• **Written task**: State how many lines in these records contain the word "customer", and nothing else.

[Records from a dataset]
==============================

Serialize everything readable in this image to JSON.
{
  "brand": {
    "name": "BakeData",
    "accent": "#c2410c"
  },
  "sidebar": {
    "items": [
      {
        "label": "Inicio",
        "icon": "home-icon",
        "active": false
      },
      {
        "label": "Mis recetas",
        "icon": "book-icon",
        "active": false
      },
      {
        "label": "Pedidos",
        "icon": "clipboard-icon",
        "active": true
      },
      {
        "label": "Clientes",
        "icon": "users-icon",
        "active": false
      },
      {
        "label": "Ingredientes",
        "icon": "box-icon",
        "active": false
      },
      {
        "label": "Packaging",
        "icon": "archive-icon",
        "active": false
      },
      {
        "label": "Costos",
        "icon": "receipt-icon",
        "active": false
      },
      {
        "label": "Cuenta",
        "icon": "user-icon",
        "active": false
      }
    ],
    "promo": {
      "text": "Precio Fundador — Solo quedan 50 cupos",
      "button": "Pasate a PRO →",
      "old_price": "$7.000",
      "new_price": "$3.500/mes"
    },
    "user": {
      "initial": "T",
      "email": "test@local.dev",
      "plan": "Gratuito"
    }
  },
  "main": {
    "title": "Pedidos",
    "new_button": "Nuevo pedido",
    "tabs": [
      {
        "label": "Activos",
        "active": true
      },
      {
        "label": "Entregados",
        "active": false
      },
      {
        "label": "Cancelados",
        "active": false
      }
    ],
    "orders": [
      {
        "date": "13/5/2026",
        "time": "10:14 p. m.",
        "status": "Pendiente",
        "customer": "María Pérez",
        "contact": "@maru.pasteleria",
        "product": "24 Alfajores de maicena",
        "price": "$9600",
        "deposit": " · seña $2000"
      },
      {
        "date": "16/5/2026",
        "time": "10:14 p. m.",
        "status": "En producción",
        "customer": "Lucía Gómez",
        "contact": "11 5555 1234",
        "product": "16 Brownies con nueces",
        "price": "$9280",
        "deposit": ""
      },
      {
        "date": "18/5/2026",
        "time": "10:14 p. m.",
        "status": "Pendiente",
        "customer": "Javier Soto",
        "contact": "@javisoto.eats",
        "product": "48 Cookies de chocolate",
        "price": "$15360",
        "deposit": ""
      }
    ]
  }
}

==============================

• **Solution to this problem**: 3